**Consigne A:**
Dans l'article, relevez toutes les formes de lutte énumérées dans la phrase qui commence par « Loin d'opposer ».
**Consigne B:**
Recopiez fidèlement le passage de l'article qui va de « L’auteur ayant conscience » jusqu'à « d’un monde meilleur. ».

**Article:**
Ritchy Thibault, un très jeune activiste issu du mouvement des Gilets jaunes, ne cesse de lutter contre l’autoritarisme de Macron, dans la continuité de ses prédécesseurs, qui criminalise les classes populaires et marginalisées pour protéger les intérêts des dominants et de la classe bourgeoise. Il fait monter le fascisme, jette en prison les réfugié·es, donne les pleins pouvoirs à la police, enrichit les plus riches et esclavagise les plus pauvres, détruit notre modèle social et la planète.
« Nos luttes, c’est aussi le triomphe du nous, du collectif. Elles permettent à beaucoup d’entre nous de sortir de la solitude, de la détresse3. »
L’auteur ayant conscience de l’importance de l’indépendance de la presse et du livre, il est journaliste auprès du média Au Poste et a cofondé le collectif Peuple révolté. La bataille culturelle est essentielle face à la prédation de Bolloré, et elle est à portée de nous toustes ! Contre le « There is no alternative » qui nous impose tous les sacrifices au nom d’un rêve américain néolibéral inaccessible, nous pouvons nourrir nos propres imaginaires d’un monde meilleur.
Notre colère est légitime. Nos rêves et désirs de justice, de dignité et de bonheur ne sont pas utopiques, nous pouvons faire « le choix de l’émeute4 », expérimenter d’autres manières de vivre en commun, d’habiter des communautés de résistance, avec au cœur de la vision de Ritchy Thibault une écologie populaire (il est membre du Pour une écologie populaire et sociale). « Vivons à l’image du monde que nous voulons voir triompher5. »
Loin d’opposer les manifestations, l’autoréduction ou les ZAD à la lutte au sein des institutions (Ritchy Thibault est également collaborateur parlementaire de la députée LFI Ersilia Soudais, et exclu de l’Assemblée nationale depuis le 18 octobre), il en appelle à notre intelligence collective et à la puissance de nos liens pour nous auto-organiser, comme le fait le mouvement zapatiste. Il le rappelle à juste titre, comme le montrent l’histoire des mouvements sociaux, il n’y a pas qu’une seule manière de lutter.

Liste des données:
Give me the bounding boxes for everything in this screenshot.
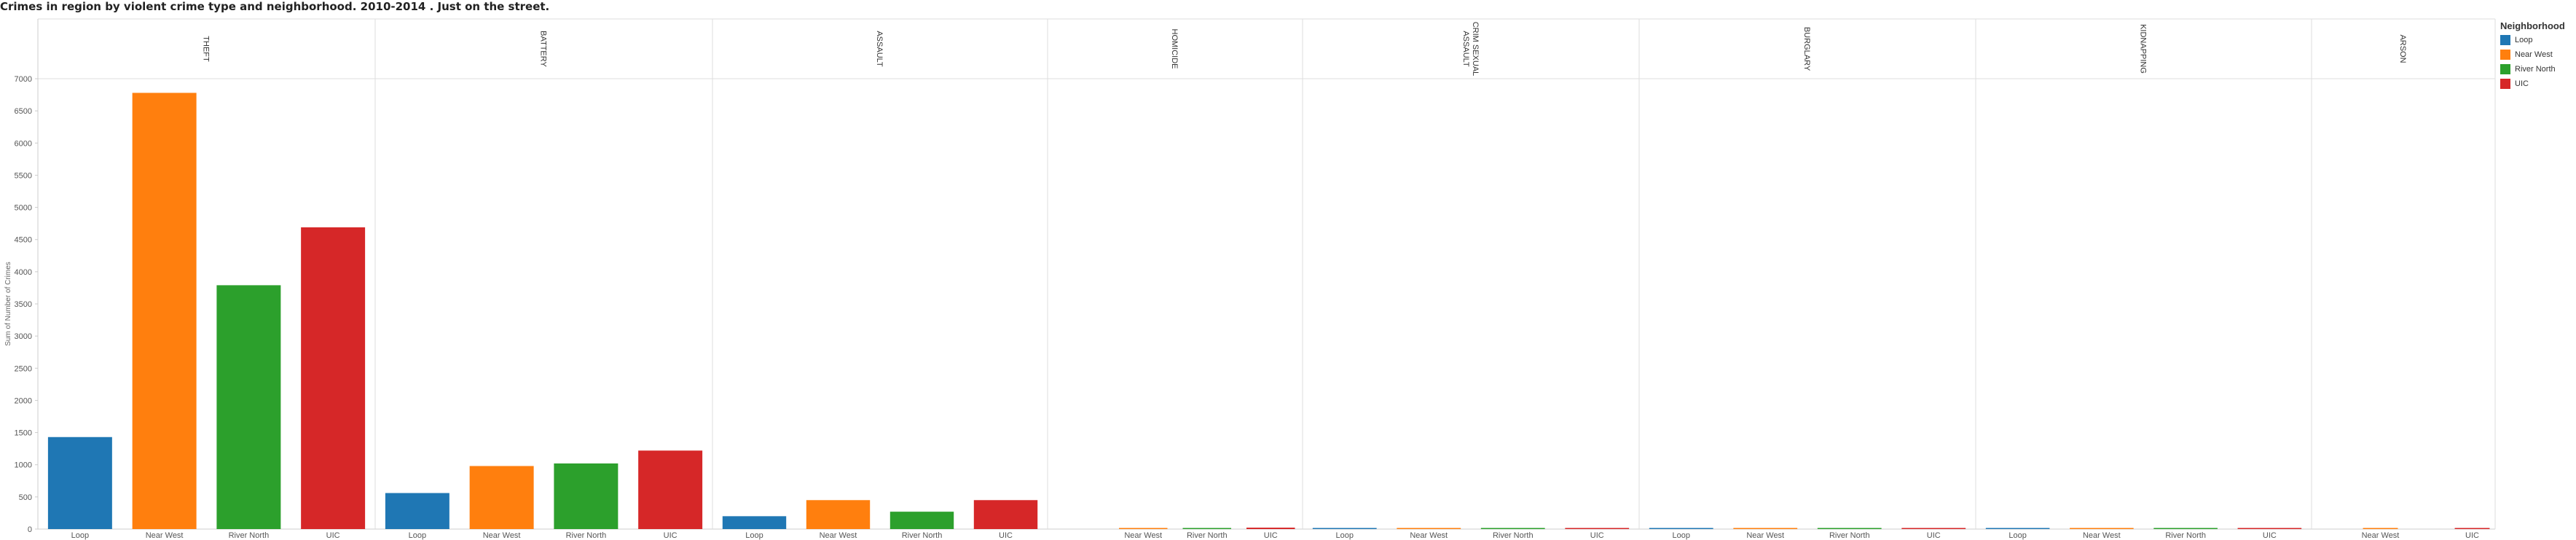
- x-category-label: UIC: [2263, 531, 2277, 540]
- legend-label-river-north: River North: [2515, 65, 2556, 74]
- x-category-label: Loop: [2008, 531, 2026, 540]
- x-category-label: River North: [1829, 531, 1870, 540]
- x-category-label: River North: [2165, 531, 2206, 540]
- x-category-label: Loop: [1336, 531, 1354, 540]
- bar-theft-near-west: [132, 93, 197, 530]
- x-category-label: River North: [1493, 531, 1534, 540]
- x-category-label: Near West: [1124, 531, 1162, 540]
- bar-burglary-river-north: [1817, 528, 1882, 529]
- y-axis-title: Sum of Number of Crimes: [4, 262, 12, 346]
- bar-arson-uic: [2454, 528, 2490, 529]
- x-category-label: River North: [566, 531, 607, 540]
- x-category-label: Near West: [483, 531, 521, 540]
- panel-header-theft: THEFT: [202, 36, 211, 62]
- panel-header-crim-sexual-assault: CRIM SEXUALASSAULT: [1461, 22, 1480, 77]
- bar-theft-river-north: [216, 285, 281, 529]
- x-category-label: UIC: [664, 531, 678, 540]
- y-tick-label: 4500: [15, 236, 32, 245]
- x-category-label: River North: [1187, 531, 1228, 540]
- bar-crim-sexual-assault-river-north: [1480, 528, 1545, 529]
- bar-arson-near-west: [2363, 528, 2398, 529]
- y-tick-label: 4000: [15, 268, 32, 277]
- x-category-label: Loop: [745, 531, 763, 540]
- y-tick-label: 2500: [15, 364, 32, 373]
- panel-header-arson: ARSON: [2398, 34, 2407, 63]
- panel-header-assault: ASSAULT: [875, 31, 884, 67]
- bar-assault-uic: [973, 500, 1038, 529]
- x-category-label: Near West: [2362, 531, 2400, 540]
- x-category-label: Near West: [1410, 531, 1448, 540]
- legend-label-uic: UIC: [2515, 79, 2529, 88]
- bar-homicide-near-west: [1119, 528, 1168, 529]
- bar-crim-sexual-assault-loop: [1312, 528, 1377, 529]
- y-tick-label: 1000: [15, 461, 32, 470]
- legend-item-river-north[interactable]: River North: [2500, 62, 2573, 77]
- x-category-label: Loop: [409, 531, 426, 540]
- legend-title: Neighborhood: [2500, 20, 2565, 31]
- bar-kidnapping-uic: [2237, 528, 2302, 529]
- x-category-label: Near West: [820, 531, 857, 540]
- bar-kidnapping-loop: [1985, 528, 2050, 529]
- legend-item-uic[interactable]: UIC: [2500, 77, 2573, 91]
- x-category-label: Loop: [71, 531, 89, 540]
- bar-battery-loop: [385, 493, 449, 529]
- x-category-label: Near West: [146, 531, 184, 540]
- bar-burglary-loop: [1649, 528, 1713, 529]
- x-category-label: UIC: [326, 531, 340, 540]
- x-category-label: UIC: [1590, 531, 1604, 540]
- legend-swatch-river-north: [2500, 64, 2510, 74]
- bar-burglary-near-west: [1733, 528, 1798, 529]
- bar-kidnapping-river-north: [2153, 528, 2218, 529]
- y-tick-label: 0: [28, 525, 32, 534]
- x-category-label: UIC: [2465, 531, 2479, 540]
- x-category-label: UIC: [1927, 531, 1941, 540]
- bar-homicide-uic: [1246, 528, 1295, 529]
- y-tick-label: 3000: [15, 332, 32, 341]
- bar-battery-near-west: [469, 466, 534, 529]
- bar-assault-near-west: [806, 500, 871, 529]
- panel-header-burglary: BURGLARY: [1802, 27, 1811, 71]
- x-category-label: UIC: [999, 531, 1013, 540]
- bar-homicide-river-north: [1182, 528, 1231, 529]
- bar-assault-river-north: [890, 512, 954, 529]
- legend-swatch-near-west: [2500, 50, 2510, 60]
- bar-kidnapping-near-west: [2070, 528, 2134, 529]
- y-tick-label: 2000: [15, 396, 32, 405]
- x-category-label: Loop: [1673, 531, 1690, 540]
- panel-header-homicide: HOMICIDE: [1170, 29, 1179, 69]
- y-tick-label: 6000: [15, 139, 32, 148]
- x-category-label: Near West: [1746, 531, 1784, 540]
- y-tick-label: 5500: [15, 171, 32, 180]
- legend-swatch-loop: [2500, 35, 2510, 45]
- legend: Neighborhood Loop Near West River North …: [2500, 20, 2573, 91]
- bar-burglary-uic: [1901, 528, 1966, 529]
- x-category-label: Near West: [2083, 531, 2121, 540]
- legend-swatch-uic: [2500, 79, 2510, 89]
- panel-header-battery: BATTERY: [539, 31, 548, 67]
- y-tick-label: 5000: [15, 204, 32, 213]
- legend-item-loop[interactable]: Loop: [2500, 33, 2573, 47]
- bar-crim-sexual-assault-near-west: [1397, 528, 1461, 529]
- chart-title: Crimes in region by violent crime type a…: [0, 0, 550, 13]
- panel-header-kidnapping: KIDNAPPING: [2139, 24, 2148, 74]
- y-tick-label: 1500: [15, 429, 32, 438]
- legend-label-near-west: Near West: [2515, 50, 2553, 59]
- y-tick-label: 3500: [15, 300, 32, 309]
- bar-assault-loop: [722, 516, 787, 529]
- y-tick-label: 7000: [15, 75, 32, 84]
- bar-theft-loop: [47, 437, 112, 529]
- y-tick-label: 500: [19, 493, 32, 502]
- bar-theft-uic: [301, 227, 366, 529]
- bar-battery-uic: [638, 450, 703, 529]
- x-category-label: UIC: [1264, 531, 1278, 540]
- x-category-label: River North: [902, 531, 943, 540]
- x-category-label: River North: [229, 531, 270, 540]
- y-tick-label: 6500: [15, 107, 32, 116]
- legend-item-near-west[interactable]: Near West: [2500, 47, 2573, 62]
- legend-label-loop: Loop: [2515, 36, 2533, 44]
- bar-battery-river-north: [554, 463, 619, 529]
- bar-crim-sexual-assault-uic: [1565, 528, 1630, 529]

**Production attendue A:**
Cette phrase énumère quatre formes de lutte : les manifestations, l'autoréduction, les ZAD et la lutte au sein des institutions.

**Production attendue B:**
L’auteur ayant conscience de l’importance de l’indépendance de la presse et du livre, il est journaliste auprès du média Au Poste et a cofondé le collectif Peuple révolté. La bataille culturelle est essentielle face à la prédation de Bolloré, et elle est à portée de nous toustes ! Contre le « There is no alternative » qui nous impose tous les sacrifices au nom d’un rêve américain néolibéral inaccessible, nous pouvons nourrir nos propres imaginaires d’un monde meilleur.